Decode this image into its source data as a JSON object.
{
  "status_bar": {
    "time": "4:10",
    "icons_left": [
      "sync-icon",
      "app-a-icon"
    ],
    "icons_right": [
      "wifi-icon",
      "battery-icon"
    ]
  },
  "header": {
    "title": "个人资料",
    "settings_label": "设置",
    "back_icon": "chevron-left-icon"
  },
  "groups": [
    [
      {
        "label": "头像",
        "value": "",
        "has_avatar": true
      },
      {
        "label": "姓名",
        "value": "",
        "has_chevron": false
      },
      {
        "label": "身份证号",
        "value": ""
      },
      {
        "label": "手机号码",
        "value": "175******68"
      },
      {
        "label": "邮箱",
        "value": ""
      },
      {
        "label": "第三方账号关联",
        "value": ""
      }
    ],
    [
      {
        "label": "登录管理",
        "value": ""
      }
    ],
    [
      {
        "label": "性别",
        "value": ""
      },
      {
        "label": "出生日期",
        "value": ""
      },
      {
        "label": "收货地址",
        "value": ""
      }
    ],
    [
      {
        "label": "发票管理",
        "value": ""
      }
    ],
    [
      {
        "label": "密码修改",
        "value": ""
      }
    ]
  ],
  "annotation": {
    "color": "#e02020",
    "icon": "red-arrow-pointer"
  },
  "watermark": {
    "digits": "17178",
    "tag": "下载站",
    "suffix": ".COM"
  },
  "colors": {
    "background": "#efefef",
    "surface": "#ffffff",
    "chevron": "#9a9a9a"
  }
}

Work instructions |
Every record should be given again exactly.

Response to the exercise |
Decode this image into its source data as a JSON object.
{
  "status_bar": {
    "time": "4:10",
    "icons_left": [
      "sync-icon",
      "app-a-icon"
    ],
    "icons_right": [
      "wifi-icon",
      "battery-icon"
    ]
  },
  "header": {
    "title": "个人资料",
    "settings_label": "设置",
    "back_icon": "chevron-left-icon"
  },
  "groups": [
    [
      {
        "label": "头像",
        "value": "",
        "has_avatar": true
      },
      {
        "label": "姓名",
        "value": "",
        "has_chevron": false
      },
      {
        "label": "身份证号",
        "value": ""
      },
      {
        "label": "手机号码",
        "value": "175******68"
      },
      {
        "label": "邮箱",
        "value": ""
      },
      {
        "label": "第三方账号关联",
        "value": ""
      }
    ],
    [
      {
        "label": "登录管理",
        "value": ""
      }
    ],
    [
      {
        "label": "性别",
        "value": ""
      },
      {
        "label": "出生日期",
        "value": ""
      },
      {
        "label": "收货地址",
        "value": ""
      }
    ],
    [
      {
        "label": "发票管理",
        "value": ""
      }
    ],
    [
      {
        "label": "密码修改",
        "value": ""
      }
    ]
  ],
  "annotation": {
    "color": "#e02020",
    "icon": "red-arrow-pointer"
  },
  "watermark": {
    "digits": "17178",
    "tag": "下载站",
    "suffix": ".COM"
  },
  "colors": {
    "background": "#efefef",
    "surface": "#ffffff",
    "chevron": "#9a9a9a"
  }
}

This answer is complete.